SET TASK: Of the lines in the entries, how many hold the word "great"? Give that number alone.

───── DATA RECORDS ─────

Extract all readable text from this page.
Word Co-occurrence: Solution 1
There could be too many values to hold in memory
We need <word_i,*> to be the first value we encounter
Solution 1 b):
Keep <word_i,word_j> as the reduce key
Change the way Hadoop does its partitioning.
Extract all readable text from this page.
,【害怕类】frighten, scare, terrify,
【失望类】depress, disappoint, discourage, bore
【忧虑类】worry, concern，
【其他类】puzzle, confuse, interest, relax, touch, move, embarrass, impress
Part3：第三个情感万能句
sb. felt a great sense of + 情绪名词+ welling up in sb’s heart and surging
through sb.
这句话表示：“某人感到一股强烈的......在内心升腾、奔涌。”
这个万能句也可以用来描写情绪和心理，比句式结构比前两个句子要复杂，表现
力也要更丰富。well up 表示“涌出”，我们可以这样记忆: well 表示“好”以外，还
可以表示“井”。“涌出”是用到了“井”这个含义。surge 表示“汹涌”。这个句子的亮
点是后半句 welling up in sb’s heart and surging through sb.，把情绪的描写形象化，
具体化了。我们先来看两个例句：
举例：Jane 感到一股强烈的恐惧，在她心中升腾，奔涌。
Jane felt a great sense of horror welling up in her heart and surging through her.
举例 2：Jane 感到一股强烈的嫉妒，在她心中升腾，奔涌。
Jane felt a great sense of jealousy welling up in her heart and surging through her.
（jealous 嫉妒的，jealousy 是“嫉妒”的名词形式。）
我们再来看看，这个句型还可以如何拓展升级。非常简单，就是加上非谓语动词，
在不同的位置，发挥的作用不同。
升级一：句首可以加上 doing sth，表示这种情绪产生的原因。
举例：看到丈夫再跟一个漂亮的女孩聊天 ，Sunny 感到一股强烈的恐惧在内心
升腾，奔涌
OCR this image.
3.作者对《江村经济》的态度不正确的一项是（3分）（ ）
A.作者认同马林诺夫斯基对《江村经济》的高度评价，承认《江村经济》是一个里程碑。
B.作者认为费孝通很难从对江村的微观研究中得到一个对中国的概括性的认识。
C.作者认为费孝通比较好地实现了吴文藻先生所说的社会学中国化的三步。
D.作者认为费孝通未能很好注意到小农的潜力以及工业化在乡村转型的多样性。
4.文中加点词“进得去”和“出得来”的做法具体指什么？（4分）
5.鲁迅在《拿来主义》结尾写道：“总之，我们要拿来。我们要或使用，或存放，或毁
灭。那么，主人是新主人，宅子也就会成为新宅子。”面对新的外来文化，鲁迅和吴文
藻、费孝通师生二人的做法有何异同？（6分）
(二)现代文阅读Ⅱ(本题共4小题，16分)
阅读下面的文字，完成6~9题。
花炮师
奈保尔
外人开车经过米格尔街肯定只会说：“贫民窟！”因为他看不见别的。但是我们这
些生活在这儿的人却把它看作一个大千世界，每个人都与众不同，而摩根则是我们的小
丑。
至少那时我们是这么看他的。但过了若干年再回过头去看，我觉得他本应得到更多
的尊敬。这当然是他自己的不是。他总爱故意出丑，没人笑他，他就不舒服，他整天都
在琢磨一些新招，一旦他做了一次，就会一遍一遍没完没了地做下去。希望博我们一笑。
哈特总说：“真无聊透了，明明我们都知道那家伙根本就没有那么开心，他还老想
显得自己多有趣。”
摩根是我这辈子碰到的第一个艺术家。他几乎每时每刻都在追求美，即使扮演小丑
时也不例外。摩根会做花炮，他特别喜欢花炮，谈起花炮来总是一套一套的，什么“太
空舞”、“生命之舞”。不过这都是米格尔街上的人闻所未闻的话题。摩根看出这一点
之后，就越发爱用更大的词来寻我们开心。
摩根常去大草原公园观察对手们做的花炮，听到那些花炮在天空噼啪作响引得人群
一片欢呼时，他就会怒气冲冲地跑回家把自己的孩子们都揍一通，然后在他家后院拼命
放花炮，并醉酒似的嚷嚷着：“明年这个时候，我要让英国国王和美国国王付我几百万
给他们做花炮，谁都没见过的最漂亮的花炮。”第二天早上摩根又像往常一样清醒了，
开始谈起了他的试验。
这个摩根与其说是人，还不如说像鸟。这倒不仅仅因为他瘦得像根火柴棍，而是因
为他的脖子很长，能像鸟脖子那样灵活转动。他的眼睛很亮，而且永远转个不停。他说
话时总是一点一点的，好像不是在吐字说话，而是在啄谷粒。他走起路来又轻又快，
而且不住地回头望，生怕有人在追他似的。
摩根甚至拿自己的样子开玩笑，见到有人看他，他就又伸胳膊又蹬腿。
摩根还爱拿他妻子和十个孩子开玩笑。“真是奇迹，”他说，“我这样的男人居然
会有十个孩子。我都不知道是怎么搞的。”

─────

ANSWER TO THE PROBLEM: 3